MATERIAL PROVIDED »
┄┄┄┄┄┄┄┄┄┄┄┄┄┄┄┄┄┄┄┄
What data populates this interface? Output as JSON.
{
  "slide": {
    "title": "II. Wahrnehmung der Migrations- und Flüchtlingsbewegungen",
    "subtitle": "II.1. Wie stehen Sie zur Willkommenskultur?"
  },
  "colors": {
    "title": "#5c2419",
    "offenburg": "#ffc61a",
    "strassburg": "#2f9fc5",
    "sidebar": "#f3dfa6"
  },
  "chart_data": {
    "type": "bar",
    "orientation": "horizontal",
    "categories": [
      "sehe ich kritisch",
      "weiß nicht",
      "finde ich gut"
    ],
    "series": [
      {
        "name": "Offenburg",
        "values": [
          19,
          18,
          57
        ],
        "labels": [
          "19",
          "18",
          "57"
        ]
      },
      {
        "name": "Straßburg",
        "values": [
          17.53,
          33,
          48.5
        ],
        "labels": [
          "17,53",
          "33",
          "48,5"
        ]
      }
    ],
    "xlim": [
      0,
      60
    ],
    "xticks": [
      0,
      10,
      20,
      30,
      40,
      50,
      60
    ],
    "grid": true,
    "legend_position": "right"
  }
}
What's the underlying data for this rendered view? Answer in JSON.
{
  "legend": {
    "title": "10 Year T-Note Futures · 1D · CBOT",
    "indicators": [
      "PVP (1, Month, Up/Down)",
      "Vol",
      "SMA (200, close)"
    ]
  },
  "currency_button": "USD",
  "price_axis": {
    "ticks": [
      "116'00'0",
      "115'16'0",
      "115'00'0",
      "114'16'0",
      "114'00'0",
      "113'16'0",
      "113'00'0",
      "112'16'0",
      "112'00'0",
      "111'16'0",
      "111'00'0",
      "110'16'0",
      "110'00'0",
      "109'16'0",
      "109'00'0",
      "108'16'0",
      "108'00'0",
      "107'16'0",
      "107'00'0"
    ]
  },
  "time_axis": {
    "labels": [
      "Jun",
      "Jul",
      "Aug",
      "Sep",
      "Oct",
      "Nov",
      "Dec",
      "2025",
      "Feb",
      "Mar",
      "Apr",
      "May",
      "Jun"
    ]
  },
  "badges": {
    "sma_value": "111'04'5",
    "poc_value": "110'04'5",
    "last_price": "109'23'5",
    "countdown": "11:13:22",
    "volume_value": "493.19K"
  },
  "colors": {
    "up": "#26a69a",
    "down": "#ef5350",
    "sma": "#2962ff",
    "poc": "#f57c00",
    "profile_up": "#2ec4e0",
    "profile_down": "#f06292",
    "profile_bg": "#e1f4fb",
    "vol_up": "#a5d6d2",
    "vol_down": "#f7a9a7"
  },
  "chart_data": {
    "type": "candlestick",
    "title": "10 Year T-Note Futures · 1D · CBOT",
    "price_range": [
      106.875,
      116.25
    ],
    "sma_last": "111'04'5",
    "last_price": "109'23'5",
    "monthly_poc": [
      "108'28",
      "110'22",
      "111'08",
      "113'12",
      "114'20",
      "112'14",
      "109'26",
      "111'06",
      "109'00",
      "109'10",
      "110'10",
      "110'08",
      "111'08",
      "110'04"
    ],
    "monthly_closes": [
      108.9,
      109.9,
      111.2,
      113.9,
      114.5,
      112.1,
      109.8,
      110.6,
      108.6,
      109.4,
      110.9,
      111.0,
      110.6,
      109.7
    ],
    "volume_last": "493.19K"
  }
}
┄┄┄┄┄┄┄┄┄┄┄┄┄┄┄┄┄┄┄┄
THE REQUEST » Give all the entries again exactly; leave none out.

TASK RESULT »
What data populates this interface? Output as JSON.
{
  "slide": {
    "title": "II. Wahrnehmung der Migrations- und Flüchtlingsbewegungen",
    "subtitle": "II.1. Wie stehen Sie zur Willkommenskultur?"
  },
  "colors": {
    "title": "#5c2419",
    "offenburg": "#ffc61a",
    "strassburg": "#2f9fc5",
    "sidebar": "#f3dfa6"
  },
  "chart_data": {
    "type": "bar",
    "orientation": "horizontal",
    "categories": [
      "sehe ich kritisch",
      "weiß nicht",
      "finde ich gut"
    ],
    "series": [
      {
        "name": "Offenburg",
        "values": [
          19,
          18,
          57
        ],
        "labels": [
          "19",
          "18",
          "57"
        ]
      },
      {
        "name": "Straßburg",
        "values": [
          17.53,
          33,
          48.5
        ],
        "labels": [
          "17,53",
          "33",
          "48,5"
        ]
      }
    ],
    "xlim": [
      0,
      60
    ],
    "xticks": [
      0,
      10,
      20,
      30,
      40,
      50,
      60
    ],
    "grid": true,
    "legend_position": "right"
  }
}
What's the underlying data for this rendered view? Answer in JSON.
{
  "legend": {
    "title": "10 Year T-Note Futures · 1D · CBOT",
    "indicators": [
      "PVP (1, Month, Up/Down)",
      "Vol",
      "SMA (200, close)"
    ]
  },
  "currency_button": "USD",
  "price_axis": {
    "ticks": [
      "116'00'0",
      "115'16'0",
      "115'00'0",
      "114'16'0",
      "114'00'0",
      "113'16'0",
      "113'00'0",
      "112'16'0",
      "112'00'0",
      "111'16'0",
      "111'00'0",
      "110'16'0",
      "110'00'0",
      "109'16'0",
      "109'00'0",
      "108'16'0",
      "108'00'0",
      "107'16'0",
      "107'00'0"
    ]
  },
  "time_axis": {
    "labels": [
      "Jun",
      "Jul",
      "Aug",
      "Sep",
      "Oct",
      "Nov",
      "Dec",
      "2025",
      "Feb",
      "Mar",
      "Apr",
      "May",
      "Jun"
    ]
  },
  "badges": {
    "sma_value": "111'04'5",
    "poc_value": "110'04'5",
    "last_price": "109'23'5",
    "countdown": "11:13:22",
    "volume_value": "493.19K"
  },
  "colors": {
    "up": "#26a69a",
    "down": "#ef5350",
    "sma": "#2962ff",
    "poc": "#f57c00",
    "profile_up": "#2ec4e0",
    "profile_down": "#f06292",
    "profile_bg": "#e1f4fb",
    "vol_up": "#a5d6d2",
    "vol_down": "#f7a9a7"
  },
  "chart_data": {
    "type": "candlestick",
    "title": "10 Year T-Note Futures · 1D · CBOT",
    "price_range": [
      106.875,
      116.25
    ],
    "sma_last": "111'04'5",
    "last_price": "109'23'5",
    "monthly_poc": [
      "108'28",
      "110'22",
      "111'08",
      "113'12",
      "114'20",
      "112'14",
      "109'26",
      "111'06",
      "109'00",
      "109'10",
      "110'10",
      "110'08",
      "111'08",
      "110'04"
    ],
    "monthly_closes": [
      108.9,
      109.9,
      111.2,
      113.9,
      114.5,
      112.1,
      109.8,
      110.6,
      108.6,
      109.4,
      110.9,
      111.0,
      110.6,
      109.7
    ],
    "volume_last": "493.19K"
  }
}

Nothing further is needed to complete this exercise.